» Data provided
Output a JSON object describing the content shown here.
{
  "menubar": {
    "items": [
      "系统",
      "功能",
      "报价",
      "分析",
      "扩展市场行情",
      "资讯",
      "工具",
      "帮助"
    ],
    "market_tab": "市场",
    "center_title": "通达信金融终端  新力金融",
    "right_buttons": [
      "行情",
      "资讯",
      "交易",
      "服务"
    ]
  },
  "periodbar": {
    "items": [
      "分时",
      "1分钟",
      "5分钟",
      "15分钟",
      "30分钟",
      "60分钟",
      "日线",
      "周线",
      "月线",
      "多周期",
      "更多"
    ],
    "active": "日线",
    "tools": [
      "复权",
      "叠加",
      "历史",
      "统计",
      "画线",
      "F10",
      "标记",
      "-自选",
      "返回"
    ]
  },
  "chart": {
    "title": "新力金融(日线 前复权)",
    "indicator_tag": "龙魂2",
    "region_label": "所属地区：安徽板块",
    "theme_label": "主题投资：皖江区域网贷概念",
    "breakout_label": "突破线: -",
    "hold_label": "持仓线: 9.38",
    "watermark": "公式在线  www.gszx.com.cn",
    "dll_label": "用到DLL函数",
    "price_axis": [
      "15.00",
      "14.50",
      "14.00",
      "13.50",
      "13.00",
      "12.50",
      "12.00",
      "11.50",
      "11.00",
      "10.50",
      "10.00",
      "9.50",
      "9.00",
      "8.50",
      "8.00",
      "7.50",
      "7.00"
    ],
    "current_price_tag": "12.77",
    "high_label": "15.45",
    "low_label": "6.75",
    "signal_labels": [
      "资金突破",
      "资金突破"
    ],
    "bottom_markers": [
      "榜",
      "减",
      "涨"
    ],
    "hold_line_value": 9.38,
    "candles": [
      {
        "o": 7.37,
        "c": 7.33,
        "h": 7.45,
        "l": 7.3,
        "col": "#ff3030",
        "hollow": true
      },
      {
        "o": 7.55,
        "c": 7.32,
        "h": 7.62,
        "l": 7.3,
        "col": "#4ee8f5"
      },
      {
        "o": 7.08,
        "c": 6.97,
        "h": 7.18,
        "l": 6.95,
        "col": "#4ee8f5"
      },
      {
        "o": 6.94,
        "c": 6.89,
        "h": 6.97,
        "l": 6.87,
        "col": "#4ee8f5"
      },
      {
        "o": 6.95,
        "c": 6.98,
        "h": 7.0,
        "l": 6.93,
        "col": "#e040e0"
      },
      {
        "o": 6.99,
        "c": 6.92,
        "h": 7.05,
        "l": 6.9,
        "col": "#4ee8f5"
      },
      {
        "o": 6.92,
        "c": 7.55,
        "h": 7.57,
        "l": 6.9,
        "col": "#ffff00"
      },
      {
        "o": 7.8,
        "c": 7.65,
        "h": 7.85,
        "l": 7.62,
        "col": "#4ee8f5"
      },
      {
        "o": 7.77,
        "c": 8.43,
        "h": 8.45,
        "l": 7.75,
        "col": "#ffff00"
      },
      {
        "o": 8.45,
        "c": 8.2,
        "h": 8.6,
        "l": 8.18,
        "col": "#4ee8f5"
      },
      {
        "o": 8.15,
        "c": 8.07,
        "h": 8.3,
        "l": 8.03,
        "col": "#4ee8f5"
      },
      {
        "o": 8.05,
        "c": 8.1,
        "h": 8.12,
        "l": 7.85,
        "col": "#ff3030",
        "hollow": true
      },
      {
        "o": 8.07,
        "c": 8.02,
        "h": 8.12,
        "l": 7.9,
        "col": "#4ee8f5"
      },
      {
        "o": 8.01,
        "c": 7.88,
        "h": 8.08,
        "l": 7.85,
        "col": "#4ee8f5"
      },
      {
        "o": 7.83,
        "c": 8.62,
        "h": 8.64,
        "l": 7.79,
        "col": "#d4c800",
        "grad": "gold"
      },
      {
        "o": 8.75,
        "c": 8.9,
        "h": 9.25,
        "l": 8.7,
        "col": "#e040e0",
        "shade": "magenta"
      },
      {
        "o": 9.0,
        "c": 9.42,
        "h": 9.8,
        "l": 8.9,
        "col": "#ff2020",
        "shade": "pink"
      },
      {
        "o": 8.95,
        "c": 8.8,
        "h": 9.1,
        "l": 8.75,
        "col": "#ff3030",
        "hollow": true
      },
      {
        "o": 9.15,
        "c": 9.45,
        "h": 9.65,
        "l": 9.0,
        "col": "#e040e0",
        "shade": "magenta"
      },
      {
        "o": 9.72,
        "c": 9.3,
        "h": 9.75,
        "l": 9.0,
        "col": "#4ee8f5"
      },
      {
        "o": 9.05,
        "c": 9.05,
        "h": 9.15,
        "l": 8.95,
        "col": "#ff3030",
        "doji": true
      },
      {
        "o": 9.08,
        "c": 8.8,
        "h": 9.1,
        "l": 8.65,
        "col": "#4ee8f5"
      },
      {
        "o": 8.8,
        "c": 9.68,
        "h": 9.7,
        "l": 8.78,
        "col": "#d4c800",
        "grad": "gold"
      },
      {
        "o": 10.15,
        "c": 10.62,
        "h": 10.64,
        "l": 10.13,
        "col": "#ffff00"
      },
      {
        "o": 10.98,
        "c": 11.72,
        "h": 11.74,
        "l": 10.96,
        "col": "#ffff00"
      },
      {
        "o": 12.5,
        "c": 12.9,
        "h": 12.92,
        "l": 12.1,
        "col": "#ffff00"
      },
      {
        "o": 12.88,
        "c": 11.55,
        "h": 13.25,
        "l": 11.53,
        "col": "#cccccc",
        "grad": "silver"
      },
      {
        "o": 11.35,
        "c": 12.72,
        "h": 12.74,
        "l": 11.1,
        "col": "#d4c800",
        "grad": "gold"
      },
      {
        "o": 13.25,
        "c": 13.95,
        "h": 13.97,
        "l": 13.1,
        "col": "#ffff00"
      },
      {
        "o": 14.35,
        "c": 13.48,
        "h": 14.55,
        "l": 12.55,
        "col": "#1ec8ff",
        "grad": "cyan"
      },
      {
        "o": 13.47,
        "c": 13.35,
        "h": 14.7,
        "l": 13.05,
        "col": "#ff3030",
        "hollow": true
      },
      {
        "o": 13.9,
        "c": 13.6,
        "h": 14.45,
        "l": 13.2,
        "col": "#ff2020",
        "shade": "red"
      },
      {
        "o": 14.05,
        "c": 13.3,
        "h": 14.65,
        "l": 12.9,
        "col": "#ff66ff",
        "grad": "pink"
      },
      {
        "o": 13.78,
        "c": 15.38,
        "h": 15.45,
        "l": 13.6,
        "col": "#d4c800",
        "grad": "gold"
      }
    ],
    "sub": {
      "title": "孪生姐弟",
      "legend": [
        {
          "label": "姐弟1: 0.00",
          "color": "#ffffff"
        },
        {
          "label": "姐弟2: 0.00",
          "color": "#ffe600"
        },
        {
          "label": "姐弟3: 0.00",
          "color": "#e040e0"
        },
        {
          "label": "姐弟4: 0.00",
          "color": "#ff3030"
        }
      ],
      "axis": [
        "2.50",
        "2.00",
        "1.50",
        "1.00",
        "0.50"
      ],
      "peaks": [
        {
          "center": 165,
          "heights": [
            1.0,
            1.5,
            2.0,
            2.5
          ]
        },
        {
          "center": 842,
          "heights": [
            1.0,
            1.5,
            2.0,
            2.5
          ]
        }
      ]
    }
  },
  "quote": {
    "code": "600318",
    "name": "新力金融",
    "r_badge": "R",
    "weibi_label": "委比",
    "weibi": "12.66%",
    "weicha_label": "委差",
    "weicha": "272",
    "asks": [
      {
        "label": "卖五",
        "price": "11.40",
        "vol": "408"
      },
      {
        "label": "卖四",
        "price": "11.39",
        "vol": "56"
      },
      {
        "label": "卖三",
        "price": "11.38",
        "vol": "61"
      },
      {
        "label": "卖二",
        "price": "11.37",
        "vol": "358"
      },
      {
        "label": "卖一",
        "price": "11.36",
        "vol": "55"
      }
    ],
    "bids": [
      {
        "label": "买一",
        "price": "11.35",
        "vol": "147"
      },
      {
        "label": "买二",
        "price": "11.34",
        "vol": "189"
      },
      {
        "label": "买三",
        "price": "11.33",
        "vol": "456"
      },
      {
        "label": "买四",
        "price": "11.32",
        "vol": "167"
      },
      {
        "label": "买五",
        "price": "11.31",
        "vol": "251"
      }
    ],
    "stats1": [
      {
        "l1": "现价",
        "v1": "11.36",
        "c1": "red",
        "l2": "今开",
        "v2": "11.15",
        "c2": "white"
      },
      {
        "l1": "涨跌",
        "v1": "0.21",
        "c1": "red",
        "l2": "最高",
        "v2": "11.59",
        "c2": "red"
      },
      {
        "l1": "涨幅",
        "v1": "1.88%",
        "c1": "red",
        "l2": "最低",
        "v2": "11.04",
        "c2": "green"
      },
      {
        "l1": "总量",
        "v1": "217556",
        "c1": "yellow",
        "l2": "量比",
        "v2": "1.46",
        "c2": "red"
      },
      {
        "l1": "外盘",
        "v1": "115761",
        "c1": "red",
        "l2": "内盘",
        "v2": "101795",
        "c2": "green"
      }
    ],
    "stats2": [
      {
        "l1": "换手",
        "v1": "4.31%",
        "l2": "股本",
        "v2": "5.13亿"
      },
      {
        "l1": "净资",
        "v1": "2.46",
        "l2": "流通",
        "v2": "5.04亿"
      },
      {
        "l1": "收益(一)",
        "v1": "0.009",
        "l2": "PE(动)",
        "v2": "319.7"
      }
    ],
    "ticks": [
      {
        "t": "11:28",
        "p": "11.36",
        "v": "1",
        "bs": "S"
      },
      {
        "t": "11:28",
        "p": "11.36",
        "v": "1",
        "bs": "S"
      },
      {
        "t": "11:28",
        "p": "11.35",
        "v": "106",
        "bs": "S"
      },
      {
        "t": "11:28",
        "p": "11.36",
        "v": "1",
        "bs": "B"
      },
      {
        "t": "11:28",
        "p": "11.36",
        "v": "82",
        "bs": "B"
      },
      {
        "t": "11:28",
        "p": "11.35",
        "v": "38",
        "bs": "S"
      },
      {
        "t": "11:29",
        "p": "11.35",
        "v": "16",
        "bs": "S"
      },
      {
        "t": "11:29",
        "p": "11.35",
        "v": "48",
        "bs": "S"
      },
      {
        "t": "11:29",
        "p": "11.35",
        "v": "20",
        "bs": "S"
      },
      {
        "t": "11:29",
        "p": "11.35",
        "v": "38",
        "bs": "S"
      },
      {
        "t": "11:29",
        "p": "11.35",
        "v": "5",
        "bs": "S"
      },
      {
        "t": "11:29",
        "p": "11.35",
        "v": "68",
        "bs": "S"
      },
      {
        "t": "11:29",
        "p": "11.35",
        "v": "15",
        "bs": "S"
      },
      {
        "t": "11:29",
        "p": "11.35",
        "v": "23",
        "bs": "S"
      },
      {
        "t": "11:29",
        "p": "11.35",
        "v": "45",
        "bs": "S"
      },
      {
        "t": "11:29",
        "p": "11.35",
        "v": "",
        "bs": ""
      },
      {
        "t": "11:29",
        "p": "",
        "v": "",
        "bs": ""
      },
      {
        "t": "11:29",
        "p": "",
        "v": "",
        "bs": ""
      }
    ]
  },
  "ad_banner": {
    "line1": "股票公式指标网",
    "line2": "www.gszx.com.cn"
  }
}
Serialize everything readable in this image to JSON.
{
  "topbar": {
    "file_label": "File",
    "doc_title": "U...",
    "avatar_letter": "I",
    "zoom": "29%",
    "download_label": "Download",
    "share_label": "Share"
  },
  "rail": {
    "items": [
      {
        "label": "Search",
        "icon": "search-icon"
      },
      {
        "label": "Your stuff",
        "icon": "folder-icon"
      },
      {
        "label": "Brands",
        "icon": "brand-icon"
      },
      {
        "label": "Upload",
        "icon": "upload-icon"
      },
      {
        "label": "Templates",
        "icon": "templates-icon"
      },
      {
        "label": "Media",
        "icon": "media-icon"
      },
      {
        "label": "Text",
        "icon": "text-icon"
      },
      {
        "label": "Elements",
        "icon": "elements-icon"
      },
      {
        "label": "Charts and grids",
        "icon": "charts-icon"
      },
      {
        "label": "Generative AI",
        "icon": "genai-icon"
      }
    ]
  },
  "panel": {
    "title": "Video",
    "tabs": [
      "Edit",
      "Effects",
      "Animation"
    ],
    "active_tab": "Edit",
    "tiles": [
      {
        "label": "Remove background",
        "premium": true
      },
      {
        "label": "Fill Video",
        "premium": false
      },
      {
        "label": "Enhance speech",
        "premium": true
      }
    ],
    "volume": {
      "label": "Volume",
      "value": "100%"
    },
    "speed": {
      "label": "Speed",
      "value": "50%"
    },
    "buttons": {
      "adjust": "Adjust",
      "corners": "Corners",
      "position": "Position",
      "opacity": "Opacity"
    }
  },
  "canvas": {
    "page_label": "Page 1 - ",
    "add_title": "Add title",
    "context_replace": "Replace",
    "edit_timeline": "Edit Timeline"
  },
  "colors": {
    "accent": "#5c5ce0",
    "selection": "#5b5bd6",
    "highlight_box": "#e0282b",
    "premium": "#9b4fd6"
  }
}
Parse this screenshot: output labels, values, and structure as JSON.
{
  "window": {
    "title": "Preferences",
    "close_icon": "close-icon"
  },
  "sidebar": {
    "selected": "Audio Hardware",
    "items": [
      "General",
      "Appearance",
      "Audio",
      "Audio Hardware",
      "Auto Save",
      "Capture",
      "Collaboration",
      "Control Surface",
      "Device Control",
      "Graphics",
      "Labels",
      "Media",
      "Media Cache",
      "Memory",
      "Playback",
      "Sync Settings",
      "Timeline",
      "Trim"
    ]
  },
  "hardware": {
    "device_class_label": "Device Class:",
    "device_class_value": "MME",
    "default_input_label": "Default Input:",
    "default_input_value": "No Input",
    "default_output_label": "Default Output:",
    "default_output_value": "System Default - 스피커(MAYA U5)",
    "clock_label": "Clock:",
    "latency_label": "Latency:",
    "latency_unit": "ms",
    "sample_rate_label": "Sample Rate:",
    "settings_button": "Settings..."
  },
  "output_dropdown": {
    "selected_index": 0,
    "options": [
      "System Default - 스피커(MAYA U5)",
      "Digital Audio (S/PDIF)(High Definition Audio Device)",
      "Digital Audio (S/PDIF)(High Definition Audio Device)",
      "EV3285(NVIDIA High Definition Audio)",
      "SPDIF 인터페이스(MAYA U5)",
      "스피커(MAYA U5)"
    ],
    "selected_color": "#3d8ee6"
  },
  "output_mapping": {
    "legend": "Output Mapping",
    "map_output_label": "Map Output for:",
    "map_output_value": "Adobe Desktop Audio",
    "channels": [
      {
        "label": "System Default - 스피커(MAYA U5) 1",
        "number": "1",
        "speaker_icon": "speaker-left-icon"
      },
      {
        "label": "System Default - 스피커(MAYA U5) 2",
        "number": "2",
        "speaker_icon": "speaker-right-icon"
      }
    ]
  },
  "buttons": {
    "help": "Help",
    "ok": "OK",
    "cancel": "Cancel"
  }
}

» Task to complete
Give the number of lines in the material above that have the word "this" in them, and nothing more.

» The response
2